--- PASSAGE SHOWN ---
-- begin --

Perhaps only a boy could witness this moment without the bigotry endemic to both cultures. Inuit means “The People,” and the prejudice of the Inuit toward “the others” is not to be overcome easily. Maurice stands his ground against ravenous wolves, raging polar bears, and the mad rush of caribou, bearing up to the ravages of tuberculosis and the loss of friends, food poisoning and the advances of amorous widows. Through all is a sense of decency and honor that is peculiar to the best of heroes.

Lacking the manic striving for a Pole, North or South, or the quest for an imagined Passage to the Northwest that spoils so much human endeavor for its blindness to the wonders of the journey itself, this is a thoroughly human story which has already found a wide audience, and now, thankfully, has come my way. It is one of the great pleasures and mysteries of being a used bookseller to find such a gem in a box of lesser volumes, and then to wonder why the previous owner would ever let this go with the rest — not unlike a chance encounter with an extraordinary person amidst the passing crowd. When they are found, you want to introduce them to your friends.

But you will only ever know of Issumatak, the brave Keeta, the stalwart Beevee, the good and true Innukpowak, the cross-eyed huntress Ooleepika, the nasty Savik and the tragic and beautiful Nyla, if you enter here.

-- end --

--- STATED TASK A ---
Lay out the entries from their first line through the line containing "gouvernorat-value: BIR ELHAFFEY: [386, 170, 569, 199]" as a Markdown table with two columns, Row and Line. Number the rows in order and skip any blank lines.

--- DATA EXTRACT ---
-- begin --

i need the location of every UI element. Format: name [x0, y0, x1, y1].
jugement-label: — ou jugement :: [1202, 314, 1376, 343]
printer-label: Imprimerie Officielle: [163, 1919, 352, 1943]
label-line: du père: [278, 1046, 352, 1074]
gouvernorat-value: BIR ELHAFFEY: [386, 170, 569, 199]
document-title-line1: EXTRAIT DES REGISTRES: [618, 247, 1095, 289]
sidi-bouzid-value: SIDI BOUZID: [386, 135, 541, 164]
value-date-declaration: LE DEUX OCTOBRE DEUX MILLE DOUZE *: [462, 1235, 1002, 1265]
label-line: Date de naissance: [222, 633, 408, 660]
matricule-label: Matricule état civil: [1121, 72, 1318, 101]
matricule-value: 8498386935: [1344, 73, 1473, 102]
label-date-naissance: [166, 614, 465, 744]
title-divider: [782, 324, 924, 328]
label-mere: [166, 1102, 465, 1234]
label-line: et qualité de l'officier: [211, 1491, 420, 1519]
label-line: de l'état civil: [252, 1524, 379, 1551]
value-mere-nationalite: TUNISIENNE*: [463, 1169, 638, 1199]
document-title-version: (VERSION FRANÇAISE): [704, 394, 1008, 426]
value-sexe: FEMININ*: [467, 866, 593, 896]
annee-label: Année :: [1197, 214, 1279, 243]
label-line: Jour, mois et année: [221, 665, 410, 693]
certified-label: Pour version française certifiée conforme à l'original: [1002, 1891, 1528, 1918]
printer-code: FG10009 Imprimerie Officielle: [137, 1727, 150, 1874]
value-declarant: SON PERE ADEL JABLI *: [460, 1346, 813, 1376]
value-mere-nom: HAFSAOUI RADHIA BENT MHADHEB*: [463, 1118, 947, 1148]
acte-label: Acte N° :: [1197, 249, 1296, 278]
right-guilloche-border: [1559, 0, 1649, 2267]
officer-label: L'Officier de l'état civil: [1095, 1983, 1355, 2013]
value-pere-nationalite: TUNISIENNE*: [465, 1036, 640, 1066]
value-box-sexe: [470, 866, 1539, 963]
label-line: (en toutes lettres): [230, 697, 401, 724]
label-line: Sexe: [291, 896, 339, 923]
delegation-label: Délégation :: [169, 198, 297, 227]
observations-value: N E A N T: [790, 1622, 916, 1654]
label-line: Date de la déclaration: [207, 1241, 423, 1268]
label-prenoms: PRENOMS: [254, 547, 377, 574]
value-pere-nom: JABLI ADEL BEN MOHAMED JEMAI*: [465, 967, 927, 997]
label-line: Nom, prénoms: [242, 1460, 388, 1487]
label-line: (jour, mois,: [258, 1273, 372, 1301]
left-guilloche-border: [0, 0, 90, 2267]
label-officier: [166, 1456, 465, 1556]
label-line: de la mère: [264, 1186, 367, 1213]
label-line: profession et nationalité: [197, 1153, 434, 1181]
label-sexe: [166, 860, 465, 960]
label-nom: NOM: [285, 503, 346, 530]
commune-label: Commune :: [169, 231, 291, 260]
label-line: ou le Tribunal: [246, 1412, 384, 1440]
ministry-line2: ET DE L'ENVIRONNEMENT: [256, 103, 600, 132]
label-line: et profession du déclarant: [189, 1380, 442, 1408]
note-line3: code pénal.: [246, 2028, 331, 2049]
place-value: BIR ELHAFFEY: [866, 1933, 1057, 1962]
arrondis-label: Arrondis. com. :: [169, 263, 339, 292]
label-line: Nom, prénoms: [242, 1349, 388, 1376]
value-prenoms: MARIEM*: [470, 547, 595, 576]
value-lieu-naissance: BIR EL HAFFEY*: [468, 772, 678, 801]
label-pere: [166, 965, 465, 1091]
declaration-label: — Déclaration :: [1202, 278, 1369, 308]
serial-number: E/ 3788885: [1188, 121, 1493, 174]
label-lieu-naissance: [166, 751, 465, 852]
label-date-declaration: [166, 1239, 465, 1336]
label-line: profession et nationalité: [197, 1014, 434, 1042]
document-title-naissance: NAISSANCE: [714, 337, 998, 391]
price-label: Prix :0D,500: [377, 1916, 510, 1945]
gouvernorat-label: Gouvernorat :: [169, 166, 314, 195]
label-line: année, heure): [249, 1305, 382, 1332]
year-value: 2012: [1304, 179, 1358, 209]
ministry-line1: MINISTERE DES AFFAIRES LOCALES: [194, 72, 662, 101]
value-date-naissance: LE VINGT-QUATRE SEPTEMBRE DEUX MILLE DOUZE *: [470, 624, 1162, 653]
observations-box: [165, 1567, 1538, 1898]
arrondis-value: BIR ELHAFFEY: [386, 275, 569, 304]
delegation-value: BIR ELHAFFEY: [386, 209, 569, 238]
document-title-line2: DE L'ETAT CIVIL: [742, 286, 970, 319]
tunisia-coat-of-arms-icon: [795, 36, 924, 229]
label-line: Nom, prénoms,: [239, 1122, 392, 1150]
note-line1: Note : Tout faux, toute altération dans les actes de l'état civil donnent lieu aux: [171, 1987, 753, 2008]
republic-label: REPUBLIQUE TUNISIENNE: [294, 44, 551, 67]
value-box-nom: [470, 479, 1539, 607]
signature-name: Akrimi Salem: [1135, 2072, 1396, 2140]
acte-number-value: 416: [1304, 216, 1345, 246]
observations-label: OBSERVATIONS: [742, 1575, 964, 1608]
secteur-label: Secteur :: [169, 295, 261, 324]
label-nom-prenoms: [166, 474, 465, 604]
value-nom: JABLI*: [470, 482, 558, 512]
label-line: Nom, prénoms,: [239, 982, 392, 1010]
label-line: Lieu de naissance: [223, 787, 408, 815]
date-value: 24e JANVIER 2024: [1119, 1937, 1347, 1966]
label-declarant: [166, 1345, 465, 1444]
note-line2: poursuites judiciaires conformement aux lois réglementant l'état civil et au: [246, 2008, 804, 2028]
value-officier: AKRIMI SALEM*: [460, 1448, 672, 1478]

-- end --

--- STATED TASK B ---
In the book review, rewrite the part that opens with the words "Perhaps only a" and closes with "best of heroes.", putting "musk oxen" in place of "caribou".

--- CORRECT RESULT A ---
| Row | Line |
|---|---|
| 1 | i need the location of every UI element. Format: name [x0, y0, x1, y1]. |
| 2 | jugement-label: — ou jugement :: [1202, 314, 1376, 343] |
| 3 | printer-label: Imprimerie Officielle: [163, 1919, 352, 1943] |
| 4 | label-line: du père: [278, 1046, 352, 1074] |
| 5 | gouvernorat-value: BIR ELHAFFEY: [386, 170, 569, 199] |

--- CORRECT RESULT B ---
Perhaps only a boy could witness this moment without the bigotry endemic to both cultures. Inuit means “The People,” and the prejudice of the Inuit toward “the others” is not to be overcome easily. Maurice stands his ground against ravenous wolves, raging polar bears, and the mad rush of musk oxen, bearing up to the ravages of tuberculosis and the loss of friends, food poisoning and the advances of amorous widows. Through all is a sense of decency and honor that is peculiar to the best of heroes.